### Items
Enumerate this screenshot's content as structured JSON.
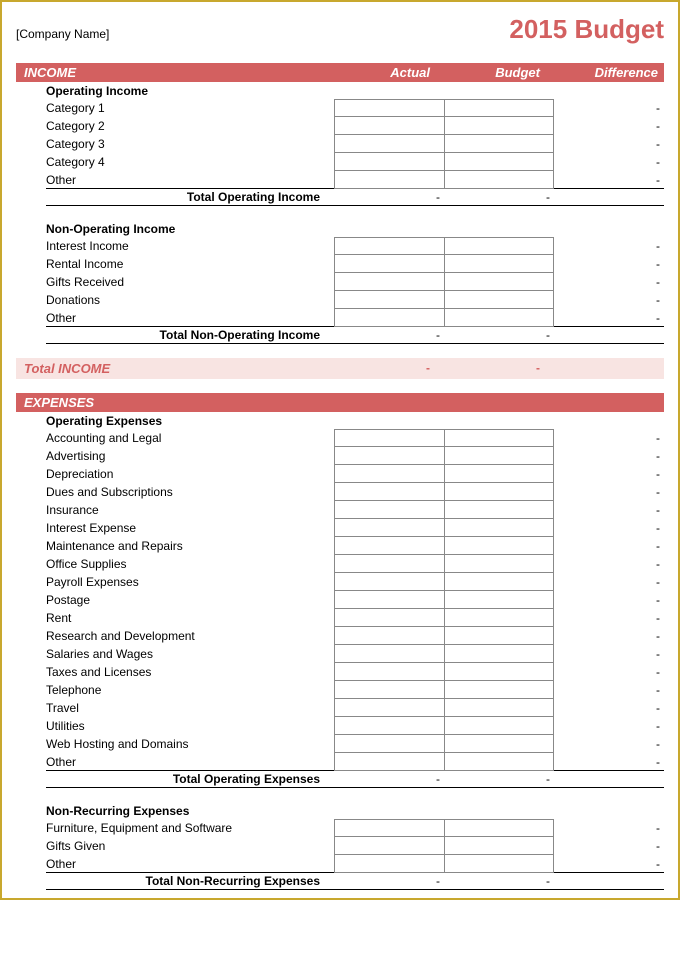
{
  "colors": {
    "accent": "#d36060",
    "accent_light": "#f8e4e2",
    "border_frame": "#c8a82e",
    "cell_border": "#888888",
    "text": "#000000"
  },
  "header": {
    "company_name": "[Company Name]",
    "title": "2015 Budget"
  },
  "columns": {
    "actual": "Actual",
    "budget": "Budget",
    "difference": "Difference"
  },
  "income": {
    "band_label": "INCOME",
    "operating": {
      "title": "Operating Income",
      "rows": [
        {
          "label": "Category 1",
          "actual": "",
          "budget": "",
          "difference": "-"
        },
        {
          "label": "Category 2",
          "actual": "",
          "budget": "",
          "difference": "-"
        },
        {
          "label": "Category 3",
          "actual": "",
          "budget": "",
          "difference": "-"
        },
        {
          "label": "Category 4",
          "actual": "",
          "budget": "",
          "difference": "-"
        },
        {
          "label": "Other",
          "actual": "",
          "budget": "",
          "difference": "-"
        }
      ],
      "subtotal": {
        "label": "Total Operating Income",
        "actual": "-",
        "budget": "-",
        "difference": ""
      }
    },
    "non_operating": {
      "title": "Non-Operating Income",
      "rows": [
        {
          "label": "Interest Income",
          "actual": "",
          "budget": "",
          "difference": "-"
        },
        {
          "label": "Rental Income",
          "actual": "",
          "budget": "",
          "difference": "-"
        },
        {
          "label": "Gifts Received",
          "actual": "",
          "budget": "",
          "difference": "-"
        },
        {
          "label": "Donations",
          "actual": "",
          "budget": "",
          "difference": "-"
        },
        {
          "label": "Other",
          "actual": "",
          "budget": "",
          "difference": "-"
        }
      ],
      "subtotal": {
        "label": "Total Non-Operating Income",
        "actual": "-",
        "budget": "-",
        "difference": ""
      }
    },
    "total": {
      "label": "Total INCOME",
      "actual": "-",
      "budget": "-",
      "difference": ""
    }
  },
  "expenses": {
    "band_label": "EXPENSES",
    "operating": {
      "title": "Operating Expenses",
      "rows": [
        {
          "label": "Accounting and Legal",
          "actual": "",
          "budget": "",
          "difference": "-"
        },
        {
          "label": "Advertising",
          "actual": "",
          "budget": "",
          "difference": "-"
        },
        {
          "label": "Depreciation",
          "actual": "",
          "budget": "",
          "difference": "-"
        },
        {
          "label": "Dues and Subscriptions",
          "actual": "",
          "budget": "",
          "difference": "-"
        },
        {
          "label": "Insurance",
          "actual": "",
          "budget": "",
          "difference": "-"
        },
        {
          "label": "Interest Expense",
          "actual": "",
          "budget": "",
          "difference": "-"
        },
        {
          "label": "Maintenance and Repairs",
          "actual": "",
          "budget": "",
          "difference": "-"
        },
        {
          "label": "Office Supplies",
          "actual": "",
          "budget": "",
          "difference": "-"
        },
        {
          "label": "Payroll Expenses",
          "actual": "",
          "budget": "",
          "difference": "-"
        },
        {
          "label": "Postage",
          "actual": "",
          "budget": "",
          "difference": "-"
        },
        {
          "label": "Rent",
          "actual": "",
          "budget": "",
          "difference": "-"
        },
        {
          "label": "Research and Development",
          "actual": "",
          "budget": "",
          "difference": "-"
        },
        {
          "label": "Salaries and Wages",
          "actual": "",
          "budget": "",
          "difference": "-"
        },
        {
          "label": "Taxes and Licenses",
          "actual": "",
          "budget": "",
          "difference": "-"
        },
        {
          "label": "Telephone",
          "actual": "",
          "budget": "",
          "difference": "-"
        },
        {
          "label": "Travel",
          "actual": "",
          "budget": "",
          "difference": "-"
        },
        {
          "label": "Utilities",
          "actual": "",
          "budget": "",
          "difference": "-"
        },
        {
          "label": "Web Hosting and Domains",
          "actual": "",
          "budget": "",
          "difference": "-"
        },
        {
          "label": "Other",
          "actual": "",
          "budget": "",
          "difference": "-"
        }
      ],
      "subtotal": {
        "label": "Total Operating Expenses",
        "actual": "-",
        "budget": "-",
        "difference": ""
      }
    },
    "non_recurring": {
      "title": "Non-Recurring Expenses",
      "rows": [
        {
          "label": "Furniture, Equipment and Software",
          "actual": "",
          "budget": "",
          "difference": "-"
        },
        {
          "label": "Gifts Given",
          "actual": "",
          "budget": "",
          "difference": "-"
        },
        {
          "label": "Other",
          "actual": "",
          "budget": "",
          "difference": "-"
        }
      ],
      "subtotal": {
        "label": "Total Non-Recurring Expenses",
        "actual": "-",
        "budget": "-",
        "difference": ""
      }
    }
  }
}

### Stated goal
Write out the whole listing again, exactly, with no pictures.

### Task output
Enumerate this screenshot's content as structured JSON.
{
  "colors": {
    "accent": "#d36060",
    "accent_light": "#f8e4e2",
    "border_frame": "#c8a82e",
    "cell_border": "#888888",
    "text": "#000000"
  },
  "header": {
    "company_name": "[Company Name]",
    "title": "2015 Budget"
  },
  "columns": {
    "actual": "Actual",
    "budget": "Budget",
    "difference": "Difference"
  },
  "income": {
    "band_label": "INCOME",
    "operating": {
      "title": "Operating Income",
      "rows": [
        {
          "label": "Category 1",
          "actual": "",
          "budget": "",
          "difference": "-"
        },
        {
          "label": "Category 2",
          "actual": "",
          "budget": "",
          "difference": "-"
        },
        {
          "label": "Category 3",
          "actual": "",
          "budget": "",
          "difference": "-"
        },
        {
          "label": "Category 4",
          "actual": "",
          "budget": "",
          "difference": "-"
        },
        {
          "label": "Other",
          "actual": "",
          "budget": "",
          "difference": "-"
        }
      ],
      "subtotal": {
        "label": "Total Operating Income",
        "actual": "-",
        "budget": "-",
        "difference": ""
      }
    },
    "non_operating": {
      "title": "Non-Operating Income",
      "rows": [
        {
          "label": "Interest Income",
          "actual": "",
          "budget": "",
          "difference": "-"
        },
        {
          "label": "Rental Income",
          "actual": "",
          "budget": "",
          "difference": "-"
        },
        {
          "label": "Gifts Received",
          "actual": "",
          "budget": "",
          "difference": "-"
        },
        {
          "label": "Donations",
          "actual": "",
          "budget": "",
          "difference": "-"
        },
        {
          "label": "Other",
          "actual": "",
          "budget": "",
          "difference": "-"
        }
      ],
      "subtotal": {
        "label": "Total Non-Operating Income",
        "actual": "-",
        "budget": "-",
        "difference": ""
      }
    },
    "total": {
      "label": "Total INCOME",
      "actual": "-",
      "budget": "-",
      "difference": ""
    }
  },
  "expenses": {
    "band_label": "EXPENSES",
    "operating": {
      "title": "Operating Expenses",
      "rows": [
        {
          "label": "Accounting and Legal",
          "actual": "",
          "budget": "",
          "difference": "-"
        },
        {
          "label": "Advertising",
          "actual": "",
          "budget": "",
          "difference": "-"
        },
        {
          "label": "Depreciation",
          "actual": "",
          "budget": "",
          "difference": "-"
        },
        {
          "label": "Dues and Subscriptions",
          "actual": "",
          "budget": "",
          "difference": "-"
        },
        {
          "label": "Insurance",
          "actual": "",
          "budget": "",
          "difference": "-"
        },
        {
          "label": "Interest Expense",
          "actual": "",
          "budget": "",
          "difference": "-"
        },
        {
          "label": "Maintenance and Repairs",
          "actual": "",
          "budget": "",
          "difference": "-"
        },
        {
          "label": "Office Supplies",
          "actual": "",
          "budget": "",
          "difference": "-"
        },
        {
          "label": "Payroll Expenses",
          "actual": "",
          "budget": "",
          "difference": "-"
        },
        {
          "label": "Postage",
          "actual": "",
          "budget": "",
          "difference": "-"
        },
        {
          "label": "Rent",
          "actual": "",
          "budget": "",
          "difference": "-"
        },
        {
          "label": "Research and Development",
          "actual": "",
          "budget": "",
          "difference": "-"
        },
        {
          "label": "Salaries and Wages",
          "actual": "",
          "budget": "",
          "difference": "-"
        },
        {
          "label": "Taxes and Licenses",
          "actual": "",
          "budget": "",
          "difference": "-"
        },
        {
          "label": "Telephone",
          "actual": "",
          "budget": "",
          "difference": "-"
        },
        {
          "label": "Travel",
          "actual": "",
          "budget": "",
          "difference": "-"
        },
        {
          "label": "Utilities",
          "actual": "",
          "budget": "",
          "difference": "-"
        },
        {
          "label": "Web Hosting and Domains",
          "actual": "",
          "budget": "",
          "difference": "-"
        },
        {
          "label": "Other",
          "actual": "",
          "budget": "",
          "difference": "-"
        }
      ],
      "subtotal": {
        "label": "Total Operating Expenses",
        "actual": "-",
        "budget": "-",
        "difference": ""
      }
    },
    "non_recurring": {
      "title": "Non-Recurring Expenses",
      "rows": [
        {
          "label": "Furniture, Equipment and Software",
          "actual": "",
          "budget": "",
          "difference": "-"
        },
        {
          "label": "Gifts Given",
          "actual": "",
          "budget": "",
          "difference": "-"
        },
        {
          "label": "Other",
          "actual": "",
          "budget": "",
          "difference": "-"
        }
      ],
      "subtotal": {
        "label": "Total Non-Recurring Expenses",
        "actual": "-",
        "budget": "-",
        "difference": ""
      }
    }
  }
}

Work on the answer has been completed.